:: DATA SUPPLIED ::
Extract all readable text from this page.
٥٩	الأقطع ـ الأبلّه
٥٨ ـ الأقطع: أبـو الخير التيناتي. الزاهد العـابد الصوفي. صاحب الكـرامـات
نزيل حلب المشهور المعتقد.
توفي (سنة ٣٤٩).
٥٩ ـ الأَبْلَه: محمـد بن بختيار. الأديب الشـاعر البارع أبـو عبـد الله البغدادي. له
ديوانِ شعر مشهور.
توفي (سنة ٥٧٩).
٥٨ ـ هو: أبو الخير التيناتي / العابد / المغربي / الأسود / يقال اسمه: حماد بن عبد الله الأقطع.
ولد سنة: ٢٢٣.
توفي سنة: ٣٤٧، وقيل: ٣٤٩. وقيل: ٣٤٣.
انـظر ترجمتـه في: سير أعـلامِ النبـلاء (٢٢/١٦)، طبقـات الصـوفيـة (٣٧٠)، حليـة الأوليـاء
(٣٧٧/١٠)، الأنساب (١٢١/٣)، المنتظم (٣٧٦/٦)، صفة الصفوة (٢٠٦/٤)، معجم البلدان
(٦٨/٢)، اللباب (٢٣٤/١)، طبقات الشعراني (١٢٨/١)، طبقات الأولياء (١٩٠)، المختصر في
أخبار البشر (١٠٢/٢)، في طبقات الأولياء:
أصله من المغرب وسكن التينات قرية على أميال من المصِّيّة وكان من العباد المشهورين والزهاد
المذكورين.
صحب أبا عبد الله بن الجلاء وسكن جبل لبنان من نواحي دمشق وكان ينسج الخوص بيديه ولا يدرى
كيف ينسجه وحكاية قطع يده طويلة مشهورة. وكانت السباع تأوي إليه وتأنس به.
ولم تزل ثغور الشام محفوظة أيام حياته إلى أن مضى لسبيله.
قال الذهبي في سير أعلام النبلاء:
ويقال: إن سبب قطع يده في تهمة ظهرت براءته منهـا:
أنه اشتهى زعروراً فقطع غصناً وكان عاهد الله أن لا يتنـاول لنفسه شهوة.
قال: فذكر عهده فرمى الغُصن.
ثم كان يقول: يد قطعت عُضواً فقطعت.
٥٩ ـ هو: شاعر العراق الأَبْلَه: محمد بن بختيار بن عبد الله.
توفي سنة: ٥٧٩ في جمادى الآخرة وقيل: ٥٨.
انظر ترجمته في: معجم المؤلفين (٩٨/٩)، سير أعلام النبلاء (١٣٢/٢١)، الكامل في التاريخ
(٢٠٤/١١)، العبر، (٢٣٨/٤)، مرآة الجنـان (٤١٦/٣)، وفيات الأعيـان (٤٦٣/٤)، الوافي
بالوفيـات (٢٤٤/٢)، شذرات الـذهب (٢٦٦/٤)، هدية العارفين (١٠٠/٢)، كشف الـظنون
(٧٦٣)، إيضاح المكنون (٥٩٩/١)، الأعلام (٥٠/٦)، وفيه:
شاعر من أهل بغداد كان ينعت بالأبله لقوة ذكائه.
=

:: WHAT IS NEEDED ::
Copy all lines of the material above where the string "طبقات" occurs.

:: SOLVED EXERCISE ::
(٦٨/٢)، اللباب (٢٣٤/١)، طبقات الشعراني (١٢٨/١)، طبقات الأولياء (١٩٠)، المختصر في
أخبار البشر (١٠٢/٢)، في طبقات الأولياء:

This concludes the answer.